Given instruction
Retype all material exactly. Pictures stay out of the copy.

Record set
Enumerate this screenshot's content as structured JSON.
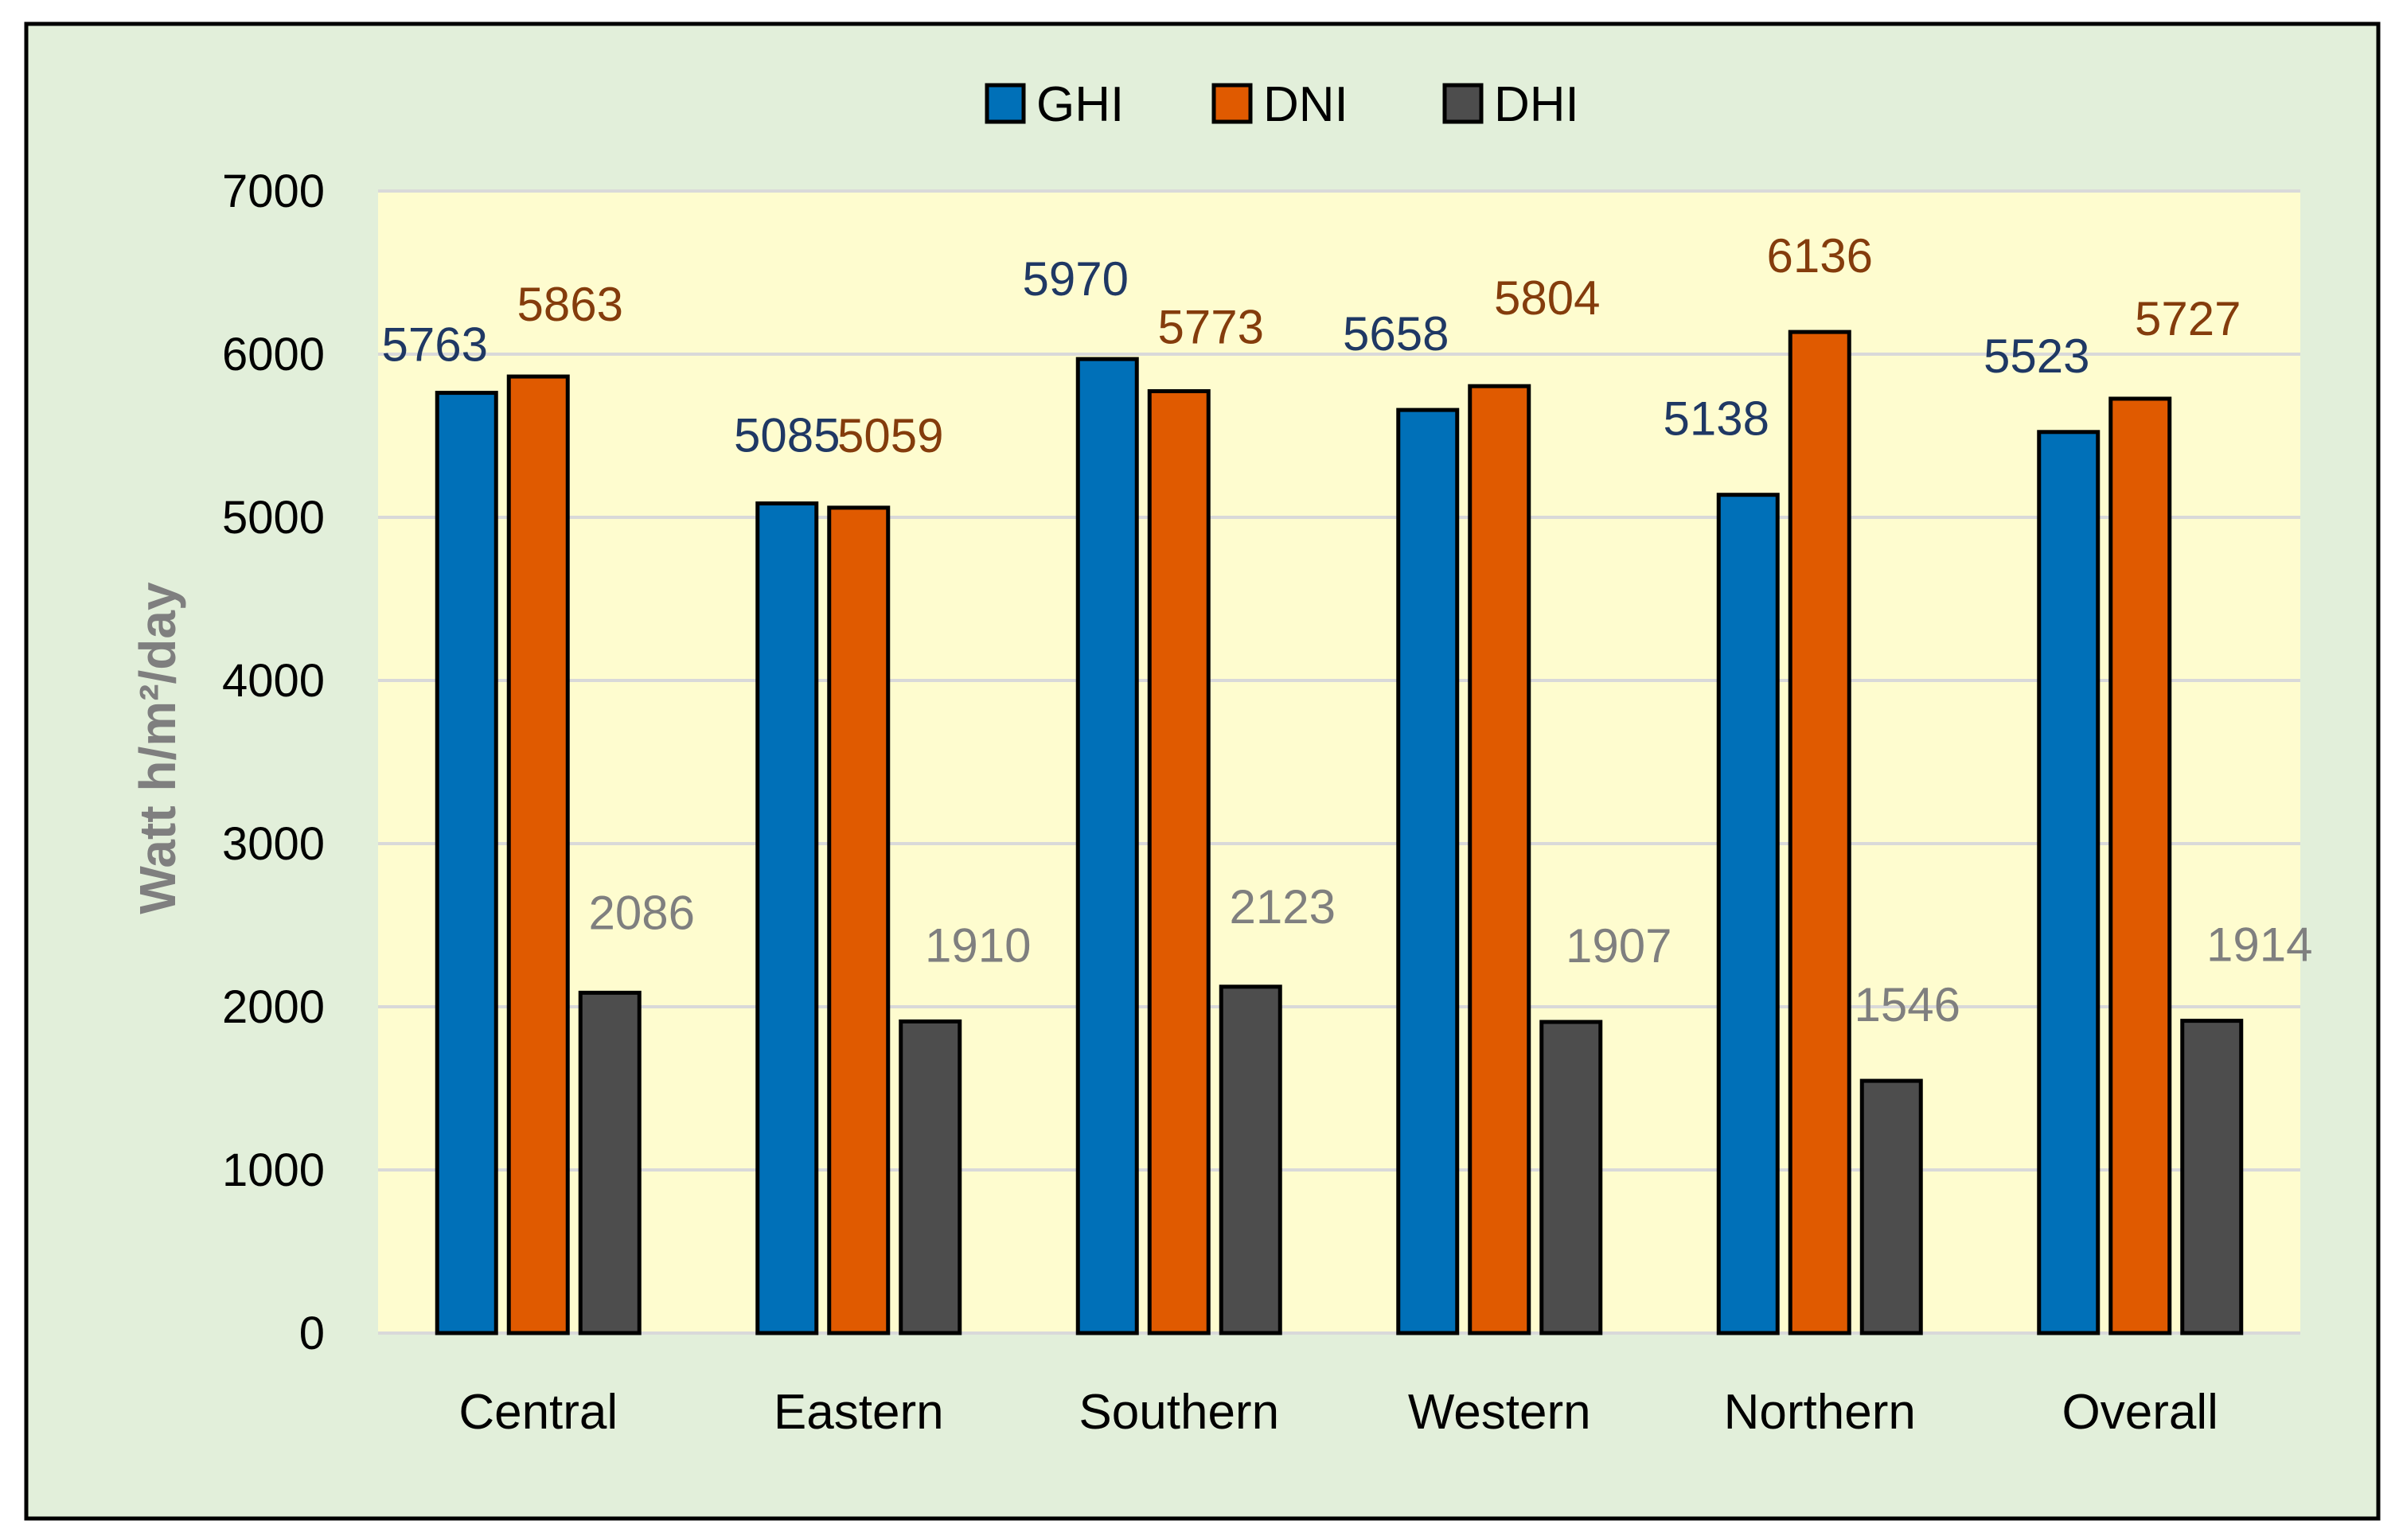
{
  "colors": {
    "page_bg": "#ffffff",
    "chart_bg": "#e2efda",
    "plot_bg": "#fefccf",
    "frame": "#000000",
    "gridline": "#d9d9d9"
  },
  "chart_data": {
    "type": "bar",
    "title": "",
    "xlabel": "",
    "ylabel": "Watt h/m²/day",
    "ylim": [
      0,
      7000
    ],
    "yticks": [
      0,
      1000,
      2000,
      3000,
      4000,
      5000,
      6000,
      7000
    ],
    "grid": true,
    "legend_position": "top-center",
    "categories": [
      "Central",
      "Eastern",
      "Southern",
      "Western",
      "Northern",
      "Overall"
    ],
    "series": [
      {
        "name": "GHI",
        "color": "#0070b8",
        "label_color": "#1f3864",
        "values": [
          5763,
          5085,
          5970,
          5658,
          5138,
          5523
        ]
      },
      {
        "name": "DNI",
        "color": "#e05a00",
        "label_color": "#843c0c",
        "values": [
          5863,
          5059,
          5773,
          5804,
          6136,
          5727
        ]
      },
      {
        "name": "DHI",
        "color": "#4d4d4d",
        "label_color": "#7f7f7f",
        "values": [
          2086,
          1910,
          2123,
          1907,
          1546,
          1914
        ]
      }
    ]
  }
}
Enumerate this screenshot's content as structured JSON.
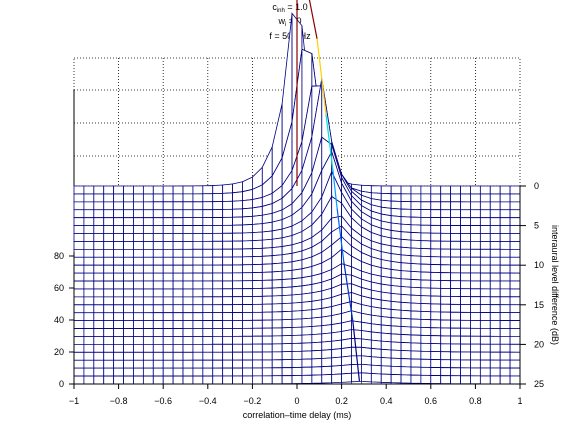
{
  "title": {
    "line1_main": "c",
    "line1_sub": "inh",
    "line1_rest": " = 1.0",
    "line2_main": "w",
    "line2_sub": "i",
    "line2_rest": " = 0",
    "line3": "f = 500 Hz"
  },
  "chart_data": {
    "type": "surface-mesh",
    "xlabel": "correlation–time delay (ms)",
    "ylabel_right": "interaural level difference (dB)",
    "x_ticks": [
      "−1",
      "−0.8",
      "−0.6",
      "−0.4",
      "−0.2",
      "0",
      "0.2",
      "0.4",
      "0.6",
      "0.8",
      "1"
    ],
    "x_tick_values": [
      -1,
      -0.8,
      -0.6,
      -0.4,
      -0.2,
      0,
      0.2,
      0.4,
      0.6,
      0.8,
      1
    ],
    "xlim": [
      -1,
      1
    ],
    "z_ticks": [
      "0",
      "20",
      "40",
      "60",
      "80"
    ],
    "z_tick_values": [
      0,
      20,
      40,
      60,
      80
    ],
    "zlim": [
      0,
      120
    ],
    "ild_ticks": [
      "0",
      "5",
      "10",
      "15",
      "20",
      "25"
    ],
    "ild_tick_values": [
      0,
      5,
      10,
      15,
      20,
      25
    ],
    "ild_lim": [
      0,
      25
    ],
    "grid": true,
    "mesh_color": "#000080",
    "ridge": [
      {
        "ild": 0,
        "x": 0.0,
        "peak": 92
      },
      {
        "ild": 2,
        "x": 0.09,
        "peak": 60
      },
      {
        "ild": 4,
        "x": 0.13,
        "peak": 38
      },
      {
        "ild": 6,
        "x": 0.16,
        "peak": 24
      },
      {
        "ild": 8,
        "x": 0.18,
        "peak": 15
      },
      {
        "ild": 12,
        "x": 0.21,
        "peak": 7
      },
      {
        "ild": 18,
        "x": 0.25,
        "peak": 3
      },
      {
        "ild": 25,
        "x": 0.28,
        "peak": 1
      }
    ]
  }
}
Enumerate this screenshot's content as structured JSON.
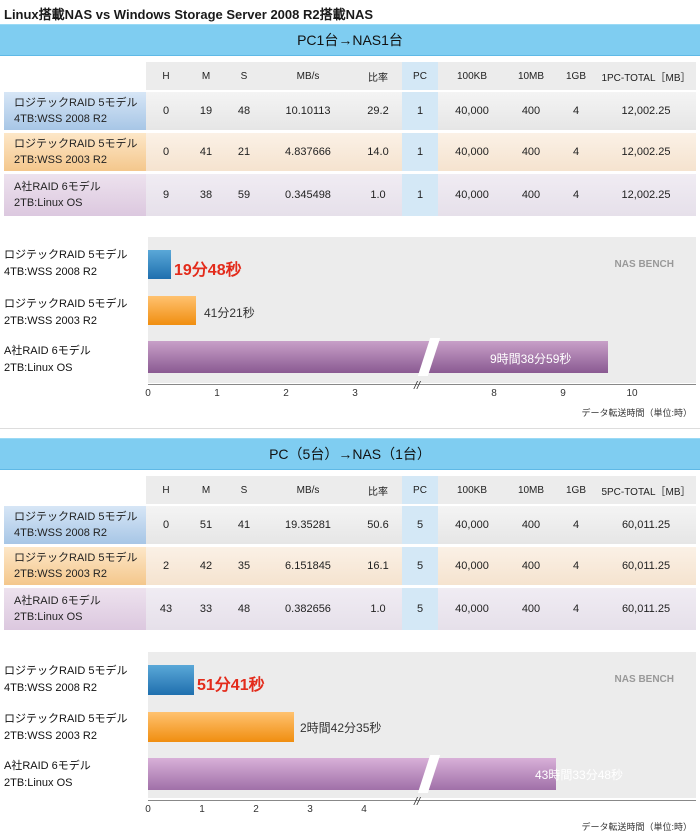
{
  "title": "Linux搭載NAS vs Windows Storage Server 2008 R2搭載NAS",
  "headers": [
    "H",
    "M",
    "S",
    "MB/s",
    "比率",
    "PC",
    "100KB",
    "10MB",
    "1GB"
  ],
  "labels": {
    "r1a": "ロジテックRAID 5モデル",
    "r1b": "4TB:WSS 2008 R2",
    "r2a": "ロジテックRAID 5モデル",
    "r2b": "2TB:WSS 2003 R2",
    "r3a": "A社RAID 6モデル",
    "r3b": "2TB:Linux OS"
  },
  "bench_label": "NAS BENCH",
  "unit_label": "データ転送時間（単位:時）",
  "colors": {
    "header_band": "#7fcdf1",
    "highlight": "#e32b1b",
    "bar_blue": "#1f6fae",
    "bar_orange": "#f08e10",
    "bar_purple": "#8a5a92"
  },
  "sections": [
    {
      "header": "PC1台→NAS1台",
      "total_header": "1PC-TOTAL［MB］",
      "rows": [
        {
          "H": "0",
          "M": "19",
          "S": "48",
          "MBs": "10.10113",
          "ratio": "29.2",
          "PC": "1",
          "k100": "40,000",
          "m10": "400",
          "g1": "4",
          "total": "12,002.25"
        },
        {
          "H": "0",
          "M": "41",
          "S": "21",
          "MBs": "4.837666",
          "ratio": "14.0",
          "PC": "1",
          "k100": "40,000",
          "m10": "400",
          "g1": "4",
          "total": "12,002.25"
        },
        {
          "H": "9",
          "M": "38",
          "S": "59",
          "MBs": "0.345498",
          "ratio": "1.0",
          "PC": "1",
          "k100": "40,000",
          "m10": "400",
          "g1": "4",
          "total": "12,002.25"
        }
      ]
    },
    {
      "header": "PC（5台）→NAS（1台）",
      "total_header": "5PC-TOTAL［MB］",
      "rows": [
        {
          "H": "0",
          "M": "51",
          "S": "41",
          "MBs": "19.35281",
          "ratio": "50.6",
          "PC": "5",
          "k100": "40,000",
          "m10": "400",
          "g1": "4",
          "total": "60,011.25"
        },
        {
          "H": "2",
          "M": "42",
          "S": "35",
          "MBs": "6.151845",
          "ratio": "16.1",
          "PC": "5",
          "k100": "40,000",
          "m10": "400",
          "g1": "4",
          "total": "60,011.25"
        },
        {
          "H": "43",
          "M": "33",
          "S": "48",
          "MBs": "0.382656",
          "ratio": "1.0",
          "PC": "5",
          "k100": "40,000",
          "m10": "400",
          "g1": "4",
          "total": "60,011.25"
        }
      ]
    }
  ],
  "chart_data": [
    {
      "type": "bar",
      "orientation": "horizontal",
      "xlabel": "データ転送時間（単位:時）",
      "axis_break": [
        4,
        7
      ],
      "xticks": [
        0,
        1,
        2,
        3,
        8,
        9,
        10
      ],
      "categories": [
        "ロジテックRAID 5モデル 4TB:WSS 2008 R2",
        "ロジテックRAID 5モデル 2TB:WSS 2003 R2",
        "A社RAID 6モデル 2TB:Linux OS"
      ],
      "values": [
        0.33,
        0.689,
        9.65
      ],
      "value_labels": [
        "19分48秒",
        "41分21秒",
        "9時間38分59秒"
      ]
    },
    {
      "type": "bar",
      "orientation": "horizontal",
      "xlabel": "データ転送時間（単位:時）",
      "axis_break": [
        4,
        43
      ],
      "xticks": [
        0,
        1,
        2,
        3,
        4
      ],
      "categories": [
        "ロジテックRAID 5モデル 4TB:WSS 2008 R2",
        "ロジテックRAID 5モデル 2TB:WSS 2003 R2",
        "A社RAID 6モデル 2TB:Linux OS"
      ],
      "values": [
        0.861,
        2.71,
        43.56
      ],
      "value_labels": [
        "51分41秒",
        "2時間42分35秒",
        "43時間33分48秒"
      ]
    }
  ]
}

Answer for the task
Enumerate this screenshot's content as structured JSON.
{
  "colors": {
    "page_bg": "#ffffff",
    "chart_bg": "#e2efda",
    "plot_bg": "#fefccf",
    "frame": "#000000",
    "gridline": "#d9d9d9"
  },
  "chart_data": {
    "type": "bar",
    "title": "",
    "xlabel": "",
    "ylabel": "Watt h/m²/day",
    "ylim": [
      0,
      7000
    ],
    "yticks": [
      0,
      1000,
      2000,
      3000,
      4000,
      5000,
      6000,
      7000
    ],
    "grid": true,
    "legend_position": "top-center",
    "categories": [
      "Central",
      "Eastern",
      "Southern",
      "Western",
      "Northern",
      "Overall"
    ],
    "series": [
      {
        "name": "GHI",
        "color": "#0070b8",
        "label_color": "#1f3864",
        "values": [
          5763,
          5085,
          5970,
          5658,
          5138,
          5523
        ]
      },
      {
        "name": "DNI",
        "color": "#e05a00",
        "label_color": "#843c0c",
        "values": [
          5863,
          5059,
          5773,
          5804,
          6136,
          5727
        ]
      },
      {
        "name": "DHI",
        "color": "#4d4d4d",
        "label_color": "#7f7f7f",
        "values": [
          2086,
          1910,
          2123,
          1907,
          1546,
          1914
        ]
      }
    ]
  }
}
Enumerate this screenshot's content as structured JSON.
{
  "title": {
    "line1_main": "c",
    "line1_sub": "inh",
    "line1_rest": " = 1.0",
    "line2_main": "w",
    "line2_sub": "i",
    "line2_rest": " = 0",
    "line3": "f = 500 Hz"
  },
  "chart_data": {
    "type": "surface-mesh",
    "xlabel": "correlation–time delay (ms)",
    "ylabel_right": "interaural level difference (dB)",
    "x_ticks": [
      "−1",
      "−0.8",
      "−0.6",
      "−0.4",
      "−0.2",
      "0",
      "0.2",
      "0.4",
      "0.6",
      "0.8",
      "1"
    ],
    "x_tick_values": [
      -1,
      -0.8,
      -0.6,
      -0.4,
      -0.2,
      0,
      0.2,
      0.4,
      0.6,
      0.8,
      1
    ],
    "xlim": [
      -1,
      1
    ],
    "z_ticks": [
      "0",
      "20",
      "40",
      "60",
      "80"
    ],
    "z_tick_values": [
      0,
      20,
      40,
      60,
      80
    ],
    "zlim": [
      0,
      120
    ],
    "ild_ticks": [
      "0",
      "5",
      "10",
      "15",
      "20",
      "25"
    ],
    "ild_tick_values": [
      0,
      5,
      10,
      15,
      20,
      25
    ],
    "ild_lim": [
      0,
      25
    ],
    "grid": true,
    "mesh_color": "#000080",
    "ridge": [
      {
        "ild": 0,
        "x": 0.0,
        "peak": 92
      },
      {
        "ild": 2,
        "x": 0.09,
        "peak": 60
      },
      {
        "ild": 4,
        "x": 0.13,
        "peak": 38
      },
      {
        "ild": 6,
        "x": 0.16,
        "peak": 24
      },
      {
        "ild": 8,
        "x": 0.18,
        "peak": 15
      },
      {
        "ild": 12,
        "x": 0.21,
        "peak": 7
      },
      {
        "ild": 18,
        "x": 0.25,
        "peak": 3
      },
      {
        "ild": 25,
        "x": 0.28,
        "peak": 1
      }
    ]
  }
}
Enumerate this screenshot's content as structured JSON.
{
  "title": "Linux搭載NAS vs Windows Storage Server 2008 R2搭載NAS",
  "headers": [
    "H",
    "M",
    "S",
    "MB/s",
    "比率",
    "PC",
    "100KB",
    "10MB",
    "1GB"
  ],
  "labels": {
    "r1a": "ロジテックRAID 5モデル",
    "r1b": "4TB:WSS 2008 R2",
    "r2a": "ロジテックRAID 5モデル",
    "r2b": "2TB:WSS 2003 R2",
    "r3a": "A社RAID 6モデル",
    "r3b": "2TB:Linux OS"
  },
  "bench_label": "NAS BENCH",
  "unit_label": "データ転送時間（単位:時）",
  "colors": {
    "header_band": "#7fcdf1",
    "highlight": "#e32b1b",
    "bar_blue": "#1f6fae",
    "bar_orange": "#f08e10",
    "bar_purple": "#8a5a92"
  },
  "sections": [
    {
      "header": "PC1台→NAS1台",
      "total_header": "1PC-TOTAL［MB］",
      "rows": [
        {
          "H": "0",
          "M": "19",
          "S": "48",
          "MBs": "10.10113",
          "ratio": "29.2",
          "PC": "1",
          "k100": "40,000",
          "m10": "400",
          "g1": "4",
          "total": "12,002.25"
        },
        {
          "H": "0",
          "M": "41",
          "S": "21",
          "MBs": "4.837666",
          "ratio": "14.0",
          "PC": "1",
          "k100": "40,000",
          "m10": "400",
          "g1": "4",
          "total": "12,002.25"
        },
        {
          "H": "9",
          "M": "38",
          "S": "59",
          "MBs": "0.345498",
          "ratio": "1.0",
          "PC": "1",
          "k100": "40,000",
          "m10": "400",
          "g1": "4",
          "total": "12,002.25"
        }
      ]
    },
    {
      "header": "PC（5台）→NAS（1台）",
      "total_header": "5PC-TOTAL［MB］",
      "rows": [
        {
          "H": "0",
          "M": "51",
          "S": "41",
          "MBs": "19.35281",
          "ratio": "50.6",
          "PC": "5",
          "k100": "40,000",
          "m10": "400",
          "g1": "4",
          "total": "60,011.25"
        },
        {
          "H": "2",
          "M": "42",
          "S": "35",
          "MBs": "6.151845",
          "ratio": "16.1",
          "PC": "5",
          "k100": "40,000",
          "m10": "400",
          "g1": "4",
          "total": "60,011.25"
        },
        {
          "H": "43",
          "M": "33",
          "S": "48",
          "MBs": "0.382656",
          "ratio": "1.0",
          "PC": "5",
          "k100": "40,000",
          "m10": "400",
          "g1": "4",
          "total": "60,011.25"
        }
      ]
    }
  ],
  "chart_data": [
    {
      "type": "bar",
      "orientation": "horizontal",
      "xlabel": "データ転送時間（単位:時）",
      "axis_break": [
        4,
        7
      ],
      "xticks": [
        0,
        1,
        2,
        3,
        8,
        9,
        10
      ],
      "categories": [
        "ロジテックRAID 5モデル 4TB:WSS 2008 R2",
        "ロジテックRAID 5モデル 2TB:WSS 2003 R2",
        "A社RAID 6モデル 2TB:Linux OS"
      ],
      "values": [
        0.33,
        0.689,
        9.65
      ],
      "value_labels": [
        "19分48秒",
        "41分21秒",
        "9時間38分59秒"
      ]
    },
    {
      "type": "bar",
      "orientation": "horizontal",
      "xlabel": "データ転送時間（単位:時）",
      "axis_break": [
        4,
        43
      ],
      "xticks": [
        0,
        1,
        2,
        3,
        4
      ],
      "categories": [
        "ロジテックRAID 5モデル 4TB:WSS 2008 R2",
        "ロジテックRAID 5モデル 2TB:WSS 2003 R2",
        "A社RAID 6モデル 2TB:Linux OS"
      ],
      "values": [
        0.861,
        2.71,
        43.56
      ],
      "value_labels": [
        "51分41秒",
        "2時間42分35秒",
        "43時間33分48秒"
      ]
    }
  ]
}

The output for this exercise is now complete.